═══ Entries ═══

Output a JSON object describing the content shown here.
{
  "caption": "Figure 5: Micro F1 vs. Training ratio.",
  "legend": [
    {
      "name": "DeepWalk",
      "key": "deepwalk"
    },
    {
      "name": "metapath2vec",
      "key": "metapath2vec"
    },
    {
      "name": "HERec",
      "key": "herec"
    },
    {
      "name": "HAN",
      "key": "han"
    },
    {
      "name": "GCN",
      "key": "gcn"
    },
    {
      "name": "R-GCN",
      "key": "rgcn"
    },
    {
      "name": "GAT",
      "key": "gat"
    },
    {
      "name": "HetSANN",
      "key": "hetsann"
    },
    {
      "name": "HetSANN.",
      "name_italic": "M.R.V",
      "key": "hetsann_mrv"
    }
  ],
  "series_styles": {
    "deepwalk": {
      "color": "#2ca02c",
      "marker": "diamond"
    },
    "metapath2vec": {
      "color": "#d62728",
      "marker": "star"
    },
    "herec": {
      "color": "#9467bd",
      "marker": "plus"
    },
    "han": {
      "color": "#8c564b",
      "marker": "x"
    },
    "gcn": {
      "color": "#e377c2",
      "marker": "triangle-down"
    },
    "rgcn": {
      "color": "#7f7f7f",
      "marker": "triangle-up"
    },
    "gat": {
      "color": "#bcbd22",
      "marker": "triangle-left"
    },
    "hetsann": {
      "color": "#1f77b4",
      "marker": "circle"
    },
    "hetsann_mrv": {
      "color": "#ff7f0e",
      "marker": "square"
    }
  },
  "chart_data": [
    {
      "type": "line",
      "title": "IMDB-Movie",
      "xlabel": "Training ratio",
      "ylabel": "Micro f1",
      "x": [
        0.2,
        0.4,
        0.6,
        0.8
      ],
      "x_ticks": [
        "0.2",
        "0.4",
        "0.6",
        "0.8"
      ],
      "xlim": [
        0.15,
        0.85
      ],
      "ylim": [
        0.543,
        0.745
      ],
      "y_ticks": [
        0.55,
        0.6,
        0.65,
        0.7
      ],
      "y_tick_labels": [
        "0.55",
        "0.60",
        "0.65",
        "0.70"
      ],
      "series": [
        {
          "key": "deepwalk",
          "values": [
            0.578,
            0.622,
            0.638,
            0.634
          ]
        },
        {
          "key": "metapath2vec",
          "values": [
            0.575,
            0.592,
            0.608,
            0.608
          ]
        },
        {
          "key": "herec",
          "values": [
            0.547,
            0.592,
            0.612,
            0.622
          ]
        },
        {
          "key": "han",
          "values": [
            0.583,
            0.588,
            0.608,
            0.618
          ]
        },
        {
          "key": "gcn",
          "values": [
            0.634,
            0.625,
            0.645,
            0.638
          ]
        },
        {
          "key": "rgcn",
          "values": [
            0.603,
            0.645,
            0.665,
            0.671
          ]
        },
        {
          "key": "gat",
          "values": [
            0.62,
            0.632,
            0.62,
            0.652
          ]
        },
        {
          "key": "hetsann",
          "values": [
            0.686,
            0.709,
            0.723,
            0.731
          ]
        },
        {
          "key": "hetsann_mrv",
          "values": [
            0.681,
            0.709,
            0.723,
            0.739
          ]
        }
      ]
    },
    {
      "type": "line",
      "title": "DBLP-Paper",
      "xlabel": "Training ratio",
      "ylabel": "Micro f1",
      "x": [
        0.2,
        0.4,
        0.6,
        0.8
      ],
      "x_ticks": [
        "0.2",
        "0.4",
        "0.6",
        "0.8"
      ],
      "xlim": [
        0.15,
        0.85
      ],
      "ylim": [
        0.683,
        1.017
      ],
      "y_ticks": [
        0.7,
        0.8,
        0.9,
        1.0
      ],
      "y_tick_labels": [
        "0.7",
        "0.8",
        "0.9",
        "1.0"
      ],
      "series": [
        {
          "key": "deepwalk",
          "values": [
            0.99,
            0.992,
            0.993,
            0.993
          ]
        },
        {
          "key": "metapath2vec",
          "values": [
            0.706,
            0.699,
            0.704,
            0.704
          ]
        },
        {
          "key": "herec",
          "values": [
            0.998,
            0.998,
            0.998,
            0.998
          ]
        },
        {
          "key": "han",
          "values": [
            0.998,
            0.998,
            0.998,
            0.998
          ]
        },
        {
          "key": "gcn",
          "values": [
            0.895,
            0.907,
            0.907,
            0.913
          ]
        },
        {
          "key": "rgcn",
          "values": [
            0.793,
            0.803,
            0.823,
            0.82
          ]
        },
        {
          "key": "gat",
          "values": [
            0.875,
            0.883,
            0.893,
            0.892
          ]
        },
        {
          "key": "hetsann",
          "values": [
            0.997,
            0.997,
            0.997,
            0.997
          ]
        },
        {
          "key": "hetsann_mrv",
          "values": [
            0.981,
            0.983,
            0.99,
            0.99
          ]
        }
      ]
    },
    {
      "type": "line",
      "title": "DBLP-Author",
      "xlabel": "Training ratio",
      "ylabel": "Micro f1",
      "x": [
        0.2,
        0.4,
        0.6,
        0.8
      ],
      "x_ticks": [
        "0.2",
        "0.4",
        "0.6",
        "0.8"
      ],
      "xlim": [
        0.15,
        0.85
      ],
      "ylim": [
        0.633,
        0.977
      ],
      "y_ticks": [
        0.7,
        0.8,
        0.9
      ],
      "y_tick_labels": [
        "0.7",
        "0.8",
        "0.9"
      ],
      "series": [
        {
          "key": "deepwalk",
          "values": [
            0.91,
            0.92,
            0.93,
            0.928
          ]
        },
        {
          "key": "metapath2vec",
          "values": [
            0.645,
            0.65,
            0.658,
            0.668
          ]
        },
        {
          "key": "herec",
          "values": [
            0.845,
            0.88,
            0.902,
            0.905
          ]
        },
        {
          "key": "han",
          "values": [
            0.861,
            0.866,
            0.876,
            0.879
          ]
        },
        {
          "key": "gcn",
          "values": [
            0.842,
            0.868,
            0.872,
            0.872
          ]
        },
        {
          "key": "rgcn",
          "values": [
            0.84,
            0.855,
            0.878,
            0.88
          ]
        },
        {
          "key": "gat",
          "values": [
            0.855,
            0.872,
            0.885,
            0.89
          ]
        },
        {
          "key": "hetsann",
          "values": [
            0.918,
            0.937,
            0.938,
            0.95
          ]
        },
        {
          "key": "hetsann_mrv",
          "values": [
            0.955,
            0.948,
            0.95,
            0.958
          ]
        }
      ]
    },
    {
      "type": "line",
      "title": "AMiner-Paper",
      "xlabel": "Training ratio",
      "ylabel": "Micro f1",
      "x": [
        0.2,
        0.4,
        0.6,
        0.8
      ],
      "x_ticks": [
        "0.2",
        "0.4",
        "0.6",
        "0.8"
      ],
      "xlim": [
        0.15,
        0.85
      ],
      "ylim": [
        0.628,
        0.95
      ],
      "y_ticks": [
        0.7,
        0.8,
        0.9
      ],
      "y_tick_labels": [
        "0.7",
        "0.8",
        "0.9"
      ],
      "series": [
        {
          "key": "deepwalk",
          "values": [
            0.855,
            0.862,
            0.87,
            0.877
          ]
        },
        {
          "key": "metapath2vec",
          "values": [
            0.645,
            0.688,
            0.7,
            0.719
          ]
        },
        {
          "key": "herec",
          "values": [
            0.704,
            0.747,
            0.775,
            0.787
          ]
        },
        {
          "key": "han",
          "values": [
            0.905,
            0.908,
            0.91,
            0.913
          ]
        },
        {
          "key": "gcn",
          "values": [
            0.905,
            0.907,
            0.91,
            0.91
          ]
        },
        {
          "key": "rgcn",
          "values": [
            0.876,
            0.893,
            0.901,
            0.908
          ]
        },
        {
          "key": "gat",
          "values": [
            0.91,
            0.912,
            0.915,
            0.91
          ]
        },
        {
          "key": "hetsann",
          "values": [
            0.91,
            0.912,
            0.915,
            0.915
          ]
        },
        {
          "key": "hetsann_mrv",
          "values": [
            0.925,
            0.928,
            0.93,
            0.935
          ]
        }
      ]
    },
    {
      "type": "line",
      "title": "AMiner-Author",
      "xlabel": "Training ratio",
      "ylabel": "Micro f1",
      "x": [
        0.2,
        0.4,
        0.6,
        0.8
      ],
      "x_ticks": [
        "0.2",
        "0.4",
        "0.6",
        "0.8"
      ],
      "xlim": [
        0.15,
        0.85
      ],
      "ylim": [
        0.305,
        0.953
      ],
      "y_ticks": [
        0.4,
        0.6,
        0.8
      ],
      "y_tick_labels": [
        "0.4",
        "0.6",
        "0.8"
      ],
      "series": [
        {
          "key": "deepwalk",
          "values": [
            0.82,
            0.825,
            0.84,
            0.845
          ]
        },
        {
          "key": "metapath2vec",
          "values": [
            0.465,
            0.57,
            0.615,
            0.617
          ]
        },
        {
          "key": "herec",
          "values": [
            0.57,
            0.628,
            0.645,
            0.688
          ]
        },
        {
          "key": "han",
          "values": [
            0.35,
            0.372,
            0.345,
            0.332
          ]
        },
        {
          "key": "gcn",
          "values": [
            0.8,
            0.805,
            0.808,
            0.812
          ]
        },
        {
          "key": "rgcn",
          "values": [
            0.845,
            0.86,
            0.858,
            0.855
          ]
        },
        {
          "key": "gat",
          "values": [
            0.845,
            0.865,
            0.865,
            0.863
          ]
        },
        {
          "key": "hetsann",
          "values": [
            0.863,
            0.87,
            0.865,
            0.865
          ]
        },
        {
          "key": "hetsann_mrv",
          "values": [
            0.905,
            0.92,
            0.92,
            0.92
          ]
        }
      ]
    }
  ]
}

═══

What is required: Report how many lines in this data include the string "triangle", and nothing else.

Reply to the exercise: 3